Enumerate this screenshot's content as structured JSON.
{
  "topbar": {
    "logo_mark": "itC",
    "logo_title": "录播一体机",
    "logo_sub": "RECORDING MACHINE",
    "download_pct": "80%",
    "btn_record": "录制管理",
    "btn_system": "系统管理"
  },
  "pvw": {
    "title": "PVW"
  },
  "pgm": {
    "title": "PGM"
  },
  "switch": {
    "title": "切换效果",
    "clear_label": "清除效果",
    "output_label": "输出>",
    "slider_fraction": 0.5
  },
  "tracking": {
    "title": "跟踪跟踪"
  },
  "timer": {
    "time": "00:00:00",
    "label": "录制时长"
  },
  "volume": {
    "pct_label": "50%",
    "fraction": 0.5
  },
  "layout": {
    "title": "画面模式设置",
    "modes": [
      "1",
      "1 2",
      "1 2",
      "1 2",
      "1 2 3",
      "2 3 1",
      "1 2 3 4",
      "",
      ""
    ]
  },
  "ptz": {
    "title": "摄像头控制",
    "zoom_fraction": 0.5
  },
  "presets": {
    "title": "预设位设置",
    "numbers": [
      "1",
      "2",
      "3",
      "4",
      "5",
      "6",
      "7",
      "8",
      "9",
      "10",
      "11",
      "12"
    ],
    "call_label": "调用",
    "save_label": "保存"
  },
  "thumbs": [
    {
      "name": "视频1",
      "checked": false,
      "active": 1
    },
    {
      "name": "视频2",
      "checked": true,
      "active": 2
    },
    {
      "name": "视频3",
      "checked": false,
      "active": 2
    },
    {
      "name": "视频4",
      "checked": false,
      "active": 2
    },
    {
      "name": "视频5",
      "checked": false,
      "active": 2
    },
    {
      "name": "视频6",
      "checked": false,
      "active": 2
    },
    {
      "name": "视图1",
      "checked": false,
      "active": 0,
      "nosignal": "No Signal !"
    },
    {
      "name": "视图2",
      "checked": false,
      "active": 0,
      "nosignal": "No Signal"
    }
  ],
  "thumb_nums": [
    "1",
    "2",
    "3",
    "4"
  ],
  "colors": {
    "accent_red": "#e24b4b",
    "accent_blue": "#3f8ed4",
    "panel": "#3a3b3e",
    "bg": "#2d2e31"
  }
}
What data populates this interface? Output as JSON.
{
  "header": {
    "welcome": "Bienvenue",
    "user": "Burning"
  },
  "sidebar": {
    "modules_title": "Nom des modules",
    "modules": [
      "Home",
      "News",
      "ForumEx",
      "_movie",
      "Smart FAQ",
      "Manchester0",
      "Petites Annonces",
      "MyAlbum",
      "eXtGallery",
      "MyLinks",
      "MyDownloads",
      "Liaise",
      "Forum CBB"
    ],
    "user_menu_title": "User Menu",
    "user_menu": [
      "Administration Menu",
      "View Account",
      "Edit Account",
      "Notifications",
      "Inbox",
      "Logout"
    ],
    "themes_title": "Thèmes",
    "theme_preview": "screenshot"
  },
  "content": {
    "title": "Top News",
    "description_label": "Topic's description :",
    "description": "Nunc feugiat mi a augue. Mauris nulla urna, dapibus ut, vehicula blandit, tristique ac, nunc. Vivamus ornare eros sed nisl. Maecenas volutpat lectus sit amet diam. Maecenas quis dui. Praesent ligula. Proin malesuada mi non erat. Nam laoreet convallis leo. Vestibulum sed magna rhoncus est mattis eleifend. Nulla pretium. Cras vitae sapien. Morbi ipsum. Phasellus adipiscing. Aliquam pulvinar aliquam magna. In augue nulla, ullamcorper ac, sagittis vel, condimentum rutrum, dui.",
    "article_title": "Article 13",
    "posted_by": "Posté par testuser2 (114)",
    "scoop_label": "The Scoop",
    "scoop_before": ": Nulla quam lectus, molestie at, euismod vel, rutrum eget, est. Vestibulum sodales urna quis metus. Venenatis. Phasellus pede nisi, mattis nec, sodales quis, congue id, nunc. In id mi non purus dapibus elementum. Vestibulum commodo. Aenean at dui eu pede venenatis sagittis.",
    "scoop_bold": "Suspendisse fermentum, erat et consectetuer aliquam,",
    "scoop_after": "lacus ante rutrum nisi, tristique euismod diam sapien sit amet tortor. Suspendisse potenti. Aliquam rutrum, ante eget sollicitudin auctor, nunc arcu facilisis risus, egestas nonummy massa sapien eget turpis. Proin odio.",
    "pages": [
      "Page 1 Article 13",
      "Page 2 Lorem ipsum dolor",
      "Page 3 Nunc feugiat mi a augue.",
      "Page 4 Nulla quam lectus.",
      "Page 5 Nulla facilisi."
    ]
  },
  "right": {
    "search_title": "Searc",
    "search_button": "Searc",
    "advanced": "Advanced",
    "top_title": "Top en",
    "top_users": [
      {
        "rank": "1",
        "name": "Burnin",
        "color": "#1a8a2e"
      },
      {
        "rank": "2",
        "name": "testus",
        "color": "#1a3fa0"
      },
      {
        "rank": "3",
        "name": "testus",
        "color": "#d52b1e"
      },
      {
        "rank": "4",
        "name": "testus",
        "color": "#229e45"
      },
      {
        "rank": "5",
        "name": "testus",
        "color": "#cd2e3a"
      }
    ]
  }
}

WHAT THIS TASK INVOLVES
Copy every line of the entries above in which "Signal" occurs.

OUTPUT OF THE TASK
      "nosignal": "No Signal !"
      "nosignal": "No Signal"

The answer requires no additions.